→ WHAT YOU ARE ASKED TO DO
Locate the string "content" in the records below. Copy every line where it occurs.

(Dataset records on visual material)

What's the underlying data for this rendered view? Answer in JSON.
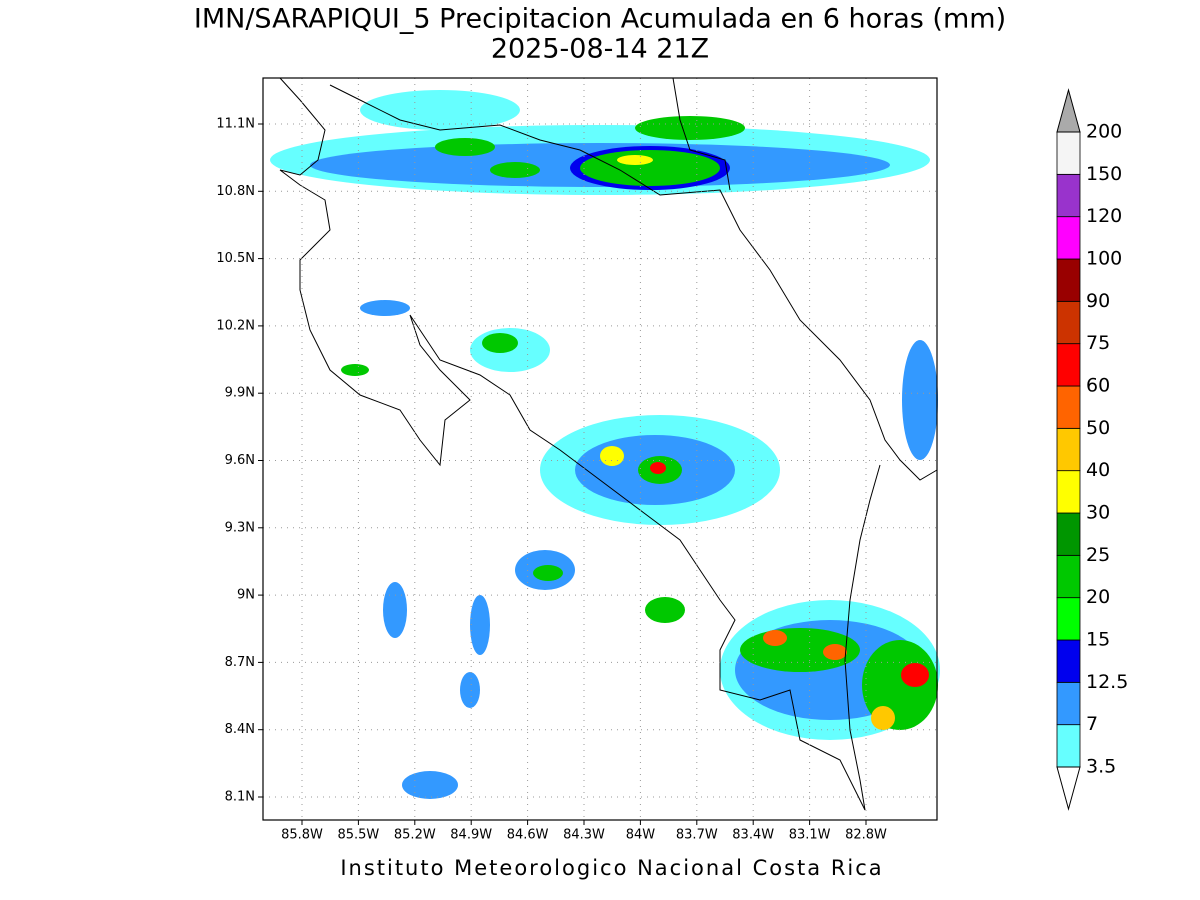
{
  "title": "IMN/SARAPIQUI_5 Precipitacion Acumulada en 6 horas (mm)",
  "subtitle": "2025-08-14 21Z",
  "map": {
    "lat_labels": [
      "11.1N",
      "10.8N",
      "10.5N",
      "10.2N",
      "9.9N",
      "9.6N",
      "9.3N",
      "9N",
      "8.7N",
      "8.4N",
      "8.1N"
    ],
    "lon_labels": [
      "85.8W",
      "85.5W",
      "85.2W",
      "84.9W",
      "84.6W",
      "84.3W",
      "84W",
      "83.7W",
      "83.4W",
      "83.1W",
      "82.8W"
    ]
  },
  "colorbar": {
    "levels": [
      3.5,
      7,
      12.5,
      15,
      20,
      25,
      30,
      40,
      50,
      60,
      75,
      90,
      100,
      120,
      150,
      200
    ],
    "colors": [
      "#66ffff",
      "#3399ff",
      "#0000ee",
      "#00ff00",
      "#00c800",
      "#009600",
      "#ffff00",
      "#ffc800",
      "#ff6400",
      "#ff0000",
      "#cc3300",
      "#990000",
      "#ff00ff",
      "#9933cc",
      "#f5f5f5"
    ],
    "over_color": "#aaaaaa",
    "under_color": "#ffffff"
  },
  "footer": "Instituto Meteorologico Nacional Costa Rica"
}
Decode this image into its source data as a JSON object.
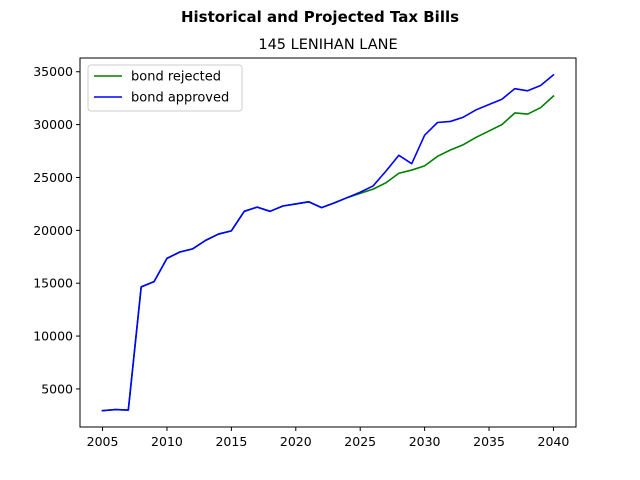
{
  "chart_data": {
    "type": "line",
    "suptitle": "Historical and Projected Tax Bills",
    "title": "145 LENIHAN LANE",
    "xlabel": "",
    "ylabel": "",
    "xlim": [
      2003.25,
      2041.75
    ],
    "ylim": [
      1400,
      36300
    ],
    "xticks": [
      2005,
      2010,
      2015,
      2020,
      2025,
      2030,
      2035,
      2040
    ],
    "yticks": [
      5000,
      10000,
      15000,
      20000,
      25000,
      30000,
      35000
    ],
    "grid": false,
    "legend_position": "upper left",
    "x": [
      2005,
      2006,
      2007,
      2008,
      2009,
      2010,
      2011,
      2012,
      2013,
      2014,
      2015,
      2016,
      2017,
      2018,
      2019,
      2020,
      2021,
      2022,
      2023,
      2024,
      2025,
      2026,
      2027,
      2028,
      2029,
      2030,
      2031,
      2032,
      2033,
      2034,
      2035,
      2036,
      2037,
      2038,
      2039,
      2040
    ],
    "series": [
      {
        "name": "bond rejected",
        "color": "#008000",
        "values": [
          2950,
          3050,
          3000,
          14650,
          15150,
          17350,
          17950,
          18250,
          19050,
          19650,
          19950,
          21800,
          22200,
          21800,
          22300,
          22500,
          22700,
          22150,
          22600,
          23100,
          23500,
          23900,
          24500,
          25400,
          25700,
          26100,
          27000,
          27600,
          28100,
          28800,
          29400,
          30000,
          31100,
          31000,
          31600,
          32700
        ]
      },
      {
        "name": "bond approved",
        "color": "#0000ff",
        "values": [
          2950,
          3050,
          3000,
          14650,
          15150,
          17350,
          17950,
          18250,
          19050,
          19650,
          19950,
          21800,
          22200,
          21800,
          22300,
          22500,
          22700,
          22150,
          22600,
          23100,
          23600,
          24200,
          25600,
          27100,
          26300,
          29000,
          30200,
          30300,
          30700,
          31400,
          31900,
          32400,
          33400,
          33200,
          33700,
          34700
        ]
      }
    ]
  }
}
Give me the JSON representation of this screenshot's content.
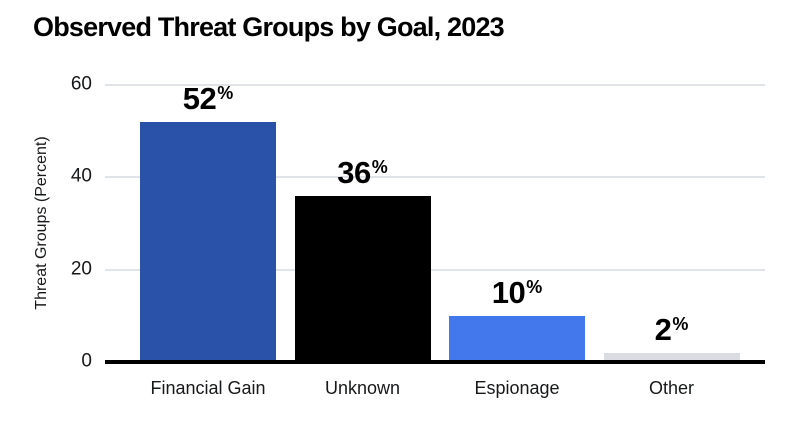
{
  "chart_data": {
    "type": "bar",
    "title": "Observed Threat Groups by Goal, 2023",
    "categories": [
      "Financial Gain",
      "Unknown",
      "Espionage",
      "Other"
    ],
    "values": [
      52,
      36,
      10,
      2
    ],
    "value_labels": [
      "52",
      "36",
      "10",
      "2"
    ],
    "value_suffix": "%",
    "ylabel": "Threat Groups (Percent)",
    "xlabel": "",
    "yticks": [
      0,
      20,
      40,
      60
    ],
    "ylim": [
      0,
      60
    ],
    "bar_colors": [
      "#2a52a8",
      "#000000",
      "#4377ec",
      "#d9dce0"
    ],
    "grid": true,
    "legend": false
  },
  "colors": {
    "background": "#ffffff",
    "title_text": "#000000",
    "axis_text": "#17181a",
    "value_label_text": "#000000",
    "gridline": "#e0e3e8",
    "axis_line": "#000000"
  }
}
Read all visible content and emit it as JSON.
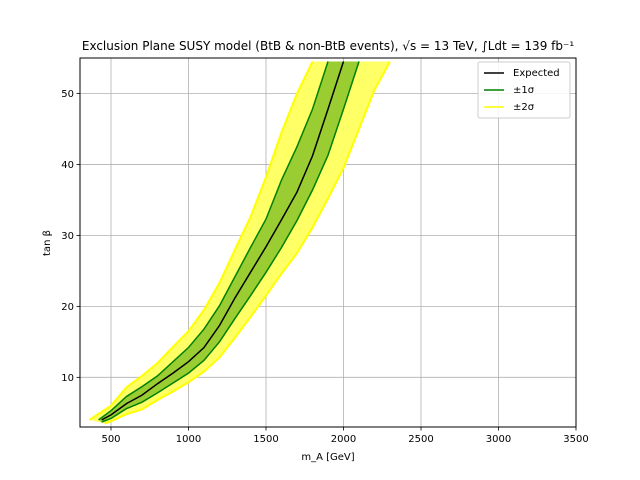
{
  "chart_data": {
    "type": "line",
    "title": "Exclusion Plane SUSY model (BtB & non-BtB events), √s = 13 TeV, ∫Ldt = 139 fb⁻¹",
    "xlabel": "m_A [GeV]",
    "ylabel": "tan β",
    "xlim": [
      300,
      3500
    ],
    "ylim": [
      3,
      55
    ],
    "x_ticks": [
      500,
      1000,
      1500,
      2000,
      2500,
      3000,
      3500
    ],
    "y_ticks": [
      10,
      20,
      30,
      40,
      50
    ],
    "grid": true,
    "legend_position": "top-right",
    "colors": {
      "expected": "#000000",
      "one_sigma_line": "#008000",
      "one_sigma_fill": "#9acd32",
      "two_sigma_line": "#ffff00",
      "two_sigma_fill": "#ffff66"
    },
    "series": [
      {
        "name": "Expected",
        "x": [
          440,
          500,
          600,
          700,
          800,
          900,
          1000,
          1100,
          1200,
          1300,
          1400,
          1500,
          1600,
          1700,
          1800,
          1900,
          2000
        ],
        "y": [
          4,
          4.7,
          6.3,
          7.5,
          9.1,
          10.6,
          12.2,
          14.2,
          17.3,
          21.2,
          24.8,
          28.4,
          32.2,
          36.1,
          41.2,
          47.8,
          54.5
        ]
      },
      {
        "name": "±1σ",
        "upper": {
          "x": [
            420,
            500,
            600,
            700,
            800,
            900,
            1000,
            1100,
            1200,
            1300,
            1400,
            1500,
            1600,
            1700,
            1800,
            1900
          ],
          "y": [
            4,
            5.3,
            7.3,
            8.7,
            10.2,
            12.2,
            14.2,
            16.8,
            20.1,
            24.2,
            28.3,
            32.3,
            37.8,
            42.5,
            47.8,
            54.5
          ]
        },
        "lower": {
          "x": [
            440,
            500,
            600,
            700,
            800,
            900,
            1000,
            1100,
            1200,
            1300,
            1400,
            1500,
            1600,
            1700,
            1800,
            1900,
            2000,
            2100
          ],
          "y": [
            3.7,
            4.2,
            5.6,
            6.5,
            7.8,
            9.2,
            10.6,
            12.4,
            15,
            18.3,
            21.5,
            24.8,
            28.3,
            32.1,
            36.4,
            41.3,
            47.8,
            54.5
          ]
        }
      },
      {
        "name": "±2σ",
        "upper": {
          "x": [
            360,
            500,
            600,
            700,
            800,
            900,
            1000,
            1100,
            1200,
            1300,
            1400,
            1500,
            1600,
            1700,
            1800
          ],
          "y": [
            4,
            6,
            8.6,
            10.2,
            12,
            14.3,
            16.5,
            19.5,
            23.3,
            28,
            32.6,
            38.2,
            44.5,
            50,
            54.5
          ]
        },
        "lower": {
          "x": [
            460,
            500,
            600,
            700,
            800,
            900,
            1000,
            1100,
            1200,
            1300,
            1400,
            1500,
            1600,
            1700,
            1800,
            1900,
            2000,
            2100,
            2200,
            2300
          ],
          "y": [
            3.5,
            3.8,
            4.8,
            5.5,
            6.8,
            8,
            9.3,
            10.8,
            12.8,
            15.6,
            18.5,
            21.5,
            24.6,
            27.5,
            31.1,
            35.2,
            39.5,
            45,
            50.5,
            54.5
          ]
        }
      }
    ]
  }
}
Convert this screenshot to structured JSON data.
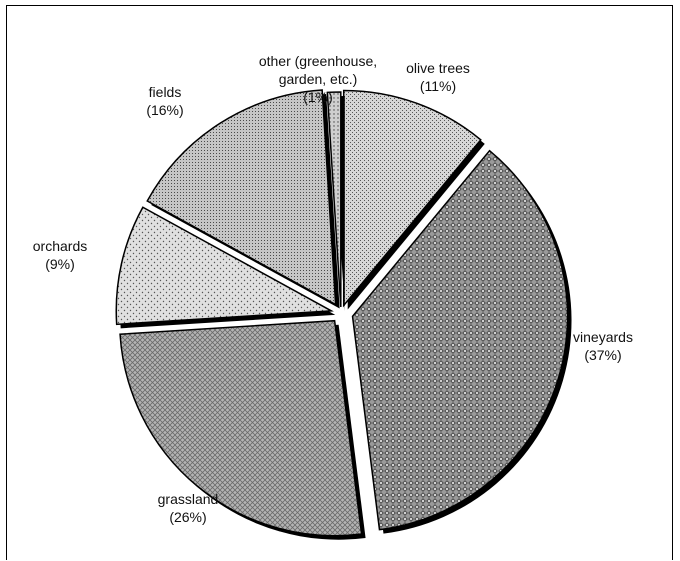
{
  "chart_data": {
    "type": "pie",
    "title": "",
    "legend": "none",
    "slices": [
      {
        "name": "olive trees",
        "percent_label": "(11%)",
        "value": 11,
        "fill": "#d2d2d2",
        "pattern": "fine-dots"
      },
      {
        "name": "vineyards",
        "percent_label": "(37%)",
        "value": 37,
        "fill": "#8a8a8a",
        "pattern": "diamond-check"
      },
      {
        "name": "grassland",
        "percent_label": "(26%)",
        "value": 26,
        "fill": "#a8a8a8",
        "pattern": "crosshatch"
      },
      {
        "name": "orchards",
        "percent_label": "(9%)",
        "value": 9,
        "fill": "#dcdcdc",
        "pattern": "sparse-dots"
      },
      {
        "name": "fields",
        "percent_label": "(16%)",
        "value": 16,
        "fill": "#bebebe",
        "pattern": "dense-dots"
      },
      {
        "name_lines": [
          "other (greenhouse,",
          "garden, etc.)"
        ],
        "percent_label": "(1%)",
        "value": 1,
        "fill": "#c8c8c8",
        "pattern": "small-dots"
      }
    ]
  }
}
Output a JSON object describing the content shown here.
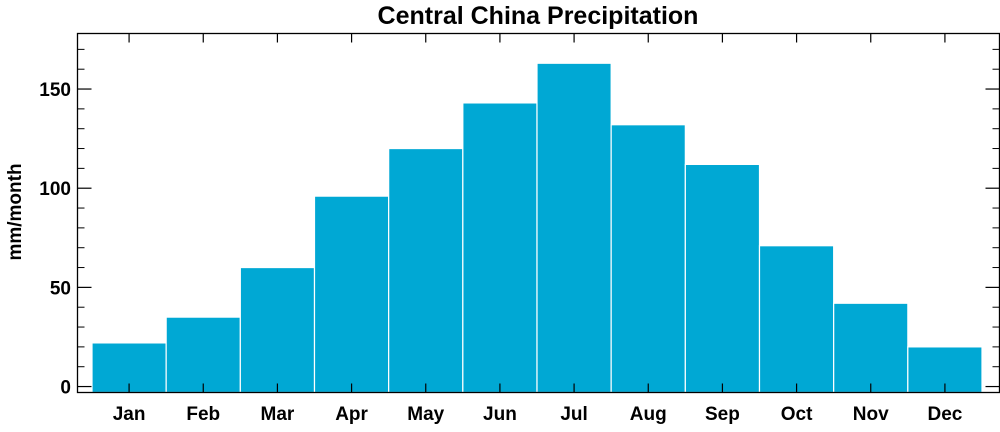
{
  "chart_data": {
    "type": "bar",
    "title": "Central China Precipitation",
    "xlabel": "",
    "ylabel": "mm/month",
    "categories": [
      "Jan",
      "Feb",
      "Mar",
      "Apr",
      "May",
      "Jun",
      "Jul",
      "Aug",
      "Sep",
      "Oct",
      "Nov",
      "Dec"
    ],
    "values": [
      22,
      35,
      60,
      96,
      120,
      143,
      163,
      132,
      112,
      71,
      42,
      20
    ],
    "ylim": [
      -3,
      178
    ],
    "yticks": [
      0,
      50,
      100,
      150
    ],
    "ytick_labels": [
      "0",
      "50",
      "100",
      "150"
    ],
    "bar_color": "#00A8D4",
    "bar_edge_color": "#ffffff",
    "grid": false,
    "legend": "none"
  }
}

→ CORRECT RESULT
Give me the JSON representation of this screenshot's content.
Read all visible content and emit it as JSON.
Output a JSON object describing the content shown here.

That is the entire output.